- WRITTEN PROBLEM
Work through the data below and give the number of lines holding "enero", nothing more.

- DATASET RECORDS
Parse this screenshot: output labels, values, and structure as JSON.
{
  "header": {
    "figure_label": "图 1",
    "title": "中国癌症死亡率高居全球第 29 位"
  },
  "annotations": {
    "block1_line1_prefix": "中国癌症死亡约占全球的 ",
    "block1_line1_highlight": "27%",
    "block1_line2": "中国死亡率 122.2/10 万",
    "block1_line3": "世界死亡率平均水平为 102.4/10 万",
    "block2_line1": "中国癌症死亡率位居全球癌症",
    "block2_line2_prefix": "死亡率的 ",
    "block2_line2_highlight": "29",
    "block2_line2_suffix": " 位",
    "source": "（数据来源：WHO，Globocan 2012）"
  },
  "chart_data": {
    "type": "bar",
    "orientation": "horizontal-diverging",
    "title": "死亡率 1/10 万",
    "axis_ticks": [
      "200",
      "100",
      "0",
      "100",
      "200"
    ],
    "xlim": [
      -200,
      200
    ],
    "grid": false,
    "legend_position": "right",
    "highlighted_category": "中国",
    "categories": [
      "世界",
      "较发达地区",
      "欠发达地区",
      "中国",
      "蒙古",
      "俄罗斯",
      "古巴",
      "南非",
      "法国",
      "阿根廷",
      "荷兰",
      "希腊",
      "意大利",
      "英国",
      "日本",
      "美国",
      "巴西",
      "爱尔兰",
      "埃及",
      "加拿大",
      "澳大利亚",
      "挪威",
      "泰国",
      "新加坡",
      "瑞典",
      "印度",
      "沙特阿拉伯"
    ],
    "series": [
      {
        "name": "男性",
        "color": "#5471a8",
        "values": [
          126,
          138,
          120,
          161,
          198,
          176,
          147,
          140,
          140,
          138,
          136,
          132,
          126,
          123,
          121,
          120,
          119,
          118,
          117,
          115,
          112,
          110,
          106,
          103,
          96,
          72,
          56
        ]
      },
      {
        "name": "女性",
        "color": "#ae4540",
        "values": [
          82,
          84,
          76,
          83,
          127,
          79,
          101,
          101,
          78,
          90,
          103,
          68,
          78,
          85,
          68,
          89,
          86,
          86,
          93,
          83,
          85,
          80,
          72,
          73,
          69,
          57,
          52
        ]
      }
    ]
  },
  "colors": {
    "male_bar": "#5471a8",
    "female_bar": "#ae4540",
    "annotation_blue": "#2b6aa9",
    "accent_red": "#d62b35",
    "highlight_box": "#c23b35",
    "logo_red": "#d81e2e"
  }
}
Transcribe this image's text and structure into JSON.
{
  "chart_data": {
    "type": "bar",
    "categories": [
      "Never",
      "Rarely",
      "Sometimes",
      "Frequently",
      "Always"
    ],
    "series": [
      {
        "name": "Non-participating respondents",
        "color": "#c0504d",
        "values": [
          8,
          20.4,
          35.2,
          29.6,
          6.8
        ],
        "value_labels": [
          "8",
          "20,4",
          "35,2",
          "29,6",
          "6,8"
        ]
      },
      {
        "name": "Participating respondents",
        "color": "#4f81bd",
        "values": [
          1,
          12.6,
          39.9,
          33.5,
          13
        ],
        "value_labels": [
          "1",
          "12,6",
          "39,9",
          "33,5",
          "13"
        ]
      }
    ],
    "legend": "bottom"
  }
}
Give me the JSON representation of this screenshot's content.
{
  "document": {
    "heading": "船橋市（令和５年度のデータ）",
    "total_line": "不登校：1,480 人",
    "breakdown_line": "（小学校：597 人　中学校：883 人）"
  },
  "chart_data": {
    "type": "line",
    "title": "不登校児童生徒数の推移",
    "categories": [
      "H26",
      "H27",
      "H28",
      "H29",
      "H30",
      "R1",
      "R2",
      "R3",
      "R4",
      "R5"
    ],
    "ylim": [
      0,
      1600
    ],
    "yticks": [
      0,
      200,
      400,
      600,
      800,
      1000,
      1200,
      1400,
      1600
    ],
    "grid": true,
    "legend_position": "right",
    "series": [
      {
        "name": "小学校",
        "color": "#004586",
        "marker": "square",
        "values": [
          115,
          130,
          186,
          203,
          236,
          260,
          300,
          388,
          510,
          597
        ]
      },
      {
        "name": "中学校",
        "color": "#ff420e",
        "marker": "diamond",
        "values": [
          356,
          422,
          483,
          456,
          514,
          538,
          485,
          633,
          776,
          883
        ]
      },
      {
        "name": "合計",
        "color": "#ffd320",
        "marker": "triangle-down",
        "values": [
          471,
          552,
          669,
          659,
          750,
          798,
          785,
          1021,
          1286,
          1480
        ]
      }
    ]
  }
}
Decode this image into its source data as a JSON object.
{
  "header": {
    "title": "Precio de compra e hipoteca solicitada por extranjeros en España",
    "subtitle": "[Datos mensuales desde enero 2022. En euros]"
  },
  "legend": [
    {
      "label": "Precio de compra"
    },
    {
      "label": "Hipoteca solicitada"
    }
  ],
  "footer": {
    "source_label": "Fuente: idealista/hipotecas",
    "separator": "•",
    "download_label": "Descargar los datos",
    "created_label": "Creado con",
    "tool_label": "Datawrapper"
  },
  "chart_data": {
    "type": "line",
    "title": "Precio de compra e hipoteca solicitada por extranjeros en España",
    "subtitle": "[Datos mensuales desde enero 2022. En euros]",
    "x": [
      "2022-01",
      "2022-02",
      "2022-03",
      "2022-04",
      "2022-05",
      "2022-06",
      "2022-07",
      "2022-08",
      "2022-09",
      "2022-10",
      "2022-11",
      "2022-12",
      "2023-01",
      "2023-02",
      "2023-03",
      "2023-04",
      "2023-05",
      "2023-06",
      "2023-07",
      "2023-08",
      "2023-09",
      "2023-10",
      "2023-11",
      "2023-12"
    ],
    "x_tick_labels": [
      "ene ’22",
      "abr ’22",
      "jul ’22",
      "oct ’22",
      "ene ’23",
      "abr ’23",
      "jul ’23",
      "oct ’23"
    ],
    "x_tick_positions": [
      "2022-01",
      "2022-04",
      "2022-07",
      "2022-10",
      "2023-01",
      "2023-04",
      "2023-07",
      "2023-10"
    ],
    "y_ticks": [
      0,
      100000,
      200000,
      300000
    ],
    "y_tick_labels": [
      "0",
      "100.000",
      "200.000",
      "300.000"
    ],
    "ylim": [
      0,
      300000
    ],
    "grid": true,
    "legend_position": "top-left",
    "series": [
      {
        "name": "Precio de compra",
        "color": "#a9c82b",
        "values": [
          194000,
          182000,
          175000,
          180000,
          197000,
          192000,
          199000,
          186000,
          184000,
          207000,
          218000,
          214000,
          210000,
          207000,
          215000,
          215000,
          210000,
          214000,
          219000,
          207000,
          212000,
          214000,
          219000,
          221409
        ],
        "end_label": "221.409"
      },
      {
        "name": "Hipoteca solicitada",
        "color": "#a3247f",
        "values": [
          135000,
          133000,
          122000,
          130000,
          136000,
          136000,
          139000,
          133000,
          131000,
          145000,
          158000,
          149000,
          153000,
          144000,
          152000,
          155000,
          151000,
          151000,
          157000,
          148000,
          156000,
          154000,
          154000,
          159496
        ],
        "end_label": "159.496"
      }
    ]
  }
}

- SOLUTION BELOW
2